| Problem statement |
Transcribe the records below exactly as they appear.

## BEGIN Source records

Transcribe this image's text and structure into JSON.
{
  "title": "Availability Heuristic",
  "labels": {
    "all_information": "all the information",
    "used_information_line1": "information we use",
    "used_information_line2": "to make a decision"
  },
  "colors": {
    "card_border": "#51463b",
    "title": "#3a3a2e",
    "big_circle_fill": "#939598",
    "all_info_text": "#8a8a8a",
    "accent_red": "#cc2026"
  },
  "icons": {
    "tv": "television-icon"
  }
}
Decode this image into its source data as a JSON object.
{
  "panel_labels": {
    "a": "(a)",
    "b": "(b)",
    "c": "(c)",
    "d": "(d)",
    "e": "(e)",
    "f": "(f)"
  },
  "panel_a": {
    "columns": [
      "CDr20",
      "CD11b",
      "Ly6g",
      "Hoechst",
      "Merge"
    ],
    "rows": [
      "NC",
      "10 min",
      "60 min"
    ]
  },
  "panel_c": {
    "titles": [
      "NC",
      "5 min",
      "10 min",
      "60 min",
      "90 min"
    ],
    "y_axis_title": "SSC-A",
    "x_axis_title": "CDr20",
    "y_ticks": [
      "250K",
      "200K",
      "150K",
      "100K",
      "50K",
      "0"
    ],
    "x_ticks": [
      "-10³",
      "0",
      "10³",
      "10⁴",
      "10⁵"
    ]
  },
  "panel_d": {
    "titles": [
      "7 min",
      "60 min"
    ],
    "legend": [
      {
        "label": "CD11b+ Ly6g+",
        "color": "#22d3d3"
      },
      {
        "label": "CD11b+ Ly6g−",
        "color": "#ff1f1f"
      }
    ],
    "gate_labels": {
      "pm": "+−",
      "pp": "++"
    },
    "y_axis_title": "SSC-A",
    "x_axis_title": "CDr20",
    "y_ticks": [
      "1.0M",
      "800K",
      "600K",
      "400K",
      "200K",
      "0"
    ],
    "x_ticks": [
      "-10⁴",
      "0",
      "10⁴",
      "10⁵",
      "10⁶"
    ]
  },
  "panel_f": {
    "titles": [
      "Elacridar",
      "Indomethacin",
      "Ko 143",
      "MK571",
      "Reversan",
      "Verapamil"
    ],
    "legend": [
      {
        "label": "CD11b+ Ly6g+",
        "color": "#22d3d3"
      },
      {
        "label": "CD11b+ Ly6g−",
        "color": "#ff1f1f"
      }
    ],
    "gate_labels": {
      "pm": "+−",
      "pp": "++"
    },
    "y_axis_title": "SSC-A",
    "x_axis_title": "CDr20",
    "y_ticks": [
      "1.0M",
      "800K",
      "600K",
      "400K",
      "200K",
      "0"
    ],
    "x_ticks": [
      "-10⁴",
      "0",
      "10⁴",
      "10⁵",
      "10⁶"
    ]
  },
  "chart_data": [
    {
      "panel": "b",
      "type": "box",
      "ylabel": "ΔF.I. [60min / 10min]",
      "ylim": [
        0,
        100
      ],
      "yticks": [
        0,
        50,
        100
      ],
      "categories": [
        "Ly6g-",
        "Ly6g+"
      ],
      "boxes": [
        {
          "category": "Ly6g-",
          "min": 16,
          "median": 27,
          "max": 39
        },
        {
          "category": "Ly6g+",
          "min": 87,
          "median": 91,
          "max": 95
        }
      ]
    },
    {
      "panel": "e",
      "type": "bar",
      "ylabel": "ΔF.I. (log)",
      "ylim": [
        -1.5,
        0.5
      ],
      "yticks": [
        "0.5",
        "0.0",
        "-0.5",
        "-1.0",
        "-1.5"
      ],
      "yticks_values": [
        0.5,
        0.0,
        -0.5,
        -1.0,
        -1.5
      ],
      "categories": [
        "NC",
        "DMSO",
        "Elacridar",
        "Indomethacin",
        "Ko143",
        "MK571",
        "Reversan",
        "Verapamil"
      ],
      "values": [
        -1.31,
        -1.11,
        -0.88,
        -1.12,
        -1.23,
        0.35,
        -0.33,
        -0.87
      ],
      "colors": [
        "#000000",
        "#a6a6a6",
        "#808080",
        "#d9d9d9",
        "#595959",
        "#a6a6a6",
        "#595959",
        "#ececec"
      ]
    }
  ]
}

## END Source records

| Result |
Transcribe this image's text and structure into JSON.
{
  "title": "Availability Heuristic",
  "labels": {
    "all_information": "all the information",
    "used_information_line1": "information we use",
    "used_information_line2": "to make a decision"
  },
  "colors": {
    "card_border": "#51463b",
    "title": "#3a3a2e",
    "big_circle_fill": "#939598",
    "all_info_text": "#8a8a8a",
    "accent_red": "#cc2026"
  },
  "icons": {
    "tv": "television-icon"
  }
}
Decode this image into its source data as a JSON object.
{
  "panel_labels": {
    "a": "(a)",
    "b": "(b)",
    "c": "(c)",
    "d": "(d)",
    "e": "(e)",
    "f": "(f)"
  },
  "panel_a": {
    "columns": [
      "CDr20",
      "CD11b",
      "Ly6g",
      "Hoechst",
      "Merge"
    ],
    "rows": [
      "NC",
      "10 min",
      "60 min"
    ]
  },
  "panel_c": {
    "titles": [
      "NC",
      "5 min",
      "10 min",
      "60 min",
      "90 min"
    ],
    "y_axis_title": "SSC-A",
    "x_axis_title": "CDr20",
    "y_ticks": [
      "250K",
      "200K",
      "150K",
      "100K",
      "50K",
      "0"
    ],
    "x_ticks": [
      "-10³",
      "0",
      "10³",
      "10⁴",
      "10⁵"
    ]
  },
  "panel_d": {
    "titles": [
      "7 min",
      "60 min"
    ],
    "legend": [
      {
        "label": "CD11b+ Ly6g+",
        "color": "#22d3d3"
      },
      {
        "label": "CD11b+ Ly6g−",
        "color": "#ff1f1f"
      }
    ],
    "gate_labels": {
      "pm": "+−",
      "pp": "++"
    },
    "y_axis_title": "SSC-A",
    "x_axis_title": "CDr20",
    "y_ticks": [
      "1.0M",
      "800K",
      "600K",
      "400K",
      "200K",
      "0"
    ],
    "x_ticks": [
      "-10⁴",
      "0",
      "10⁴",
      "10⁵",
      "10⁶"
    ]
  },
  "panel_f": {
    "titles": [
      "Elacridar",
      "Indomethacin",
      "Ko 143",
      "MK571",
      "Reversan",
      "Verapamil"
    ],
    "legend": [
      {
        "label": "CD11b+ Ly6g+",
        "color": "#22d3d3"
      },
      {
        "label": "CD11b+ Ly6g−",
        "color": "#ff1f1f"
      }
    ],
    "gate_labels": {
      "pm": "+−",
      "pp": "++"
    },
    "y_axis_title": "SSC-A",
    "x_axis_title": "CDr20",
    "y_ticks": [
      "1.0M",
      "800K",
      "600K",
      "400K",
      "200K",
      "0"
    ],
    "x_ticks": [
      "-10⁴",
      "0",
      "10⁴",
      "10⁵",
      "10⁶"
    ]
  },
  "chart_data": [
    {
      "panel": "b",
      "type": "box",
      "ylabel": "ΔF.I. [60min / 10min]",
      "ylim": [
        0,
        100
      ],
      "yticks": [
        0,
        50,
        100
      ],
      "categories": [
        "Ly6g-",
        "Ly6g+"
      ],
      "boxes": [
        {
          "category": "Ly6g-",
          "min": 16,
          "median": 27,
          "max": 39
        },
        {
          "category": "Ly6g+",
          "min": 87,
          "median": 91,
          "max": 95
        }
      ]
    },
    {
      "panel": "e",
      "type": "bar",
      "ylabel": "ΔF.I. (log)",
      "ylim": [
        -1.5,
        0.5
      ],
      "yticks": [
        "0.5",
        "0.0",
        "-0.5",
        "-1.0",
        "-1.5"
      ],
      "yticks_values": [
        0.5,
        0.0,
        -0.5,
        -1.0,
        -1.5
      ],
      "categories": [
        "NC",
        "DMSO",
        "Elacridar",
        "Indomethacin",
        "Ko143",
        "MK571",
        "Reversan",
        "Verapamil"
      ],
      "values": [
        -1.31,
        -1.11,
        -0.88,
        -1.12,
        -1.23,
        0.35,
        -0.33,
        -0.87
      ],
      "colors": [
        "#000000",
        "#a6a6a6",
        "#808080",
        "#d9d9d9",
        "#595959",
        "#a6a6a6",
        "#595959",
        "#ececec"
      ]
    }
  ]
}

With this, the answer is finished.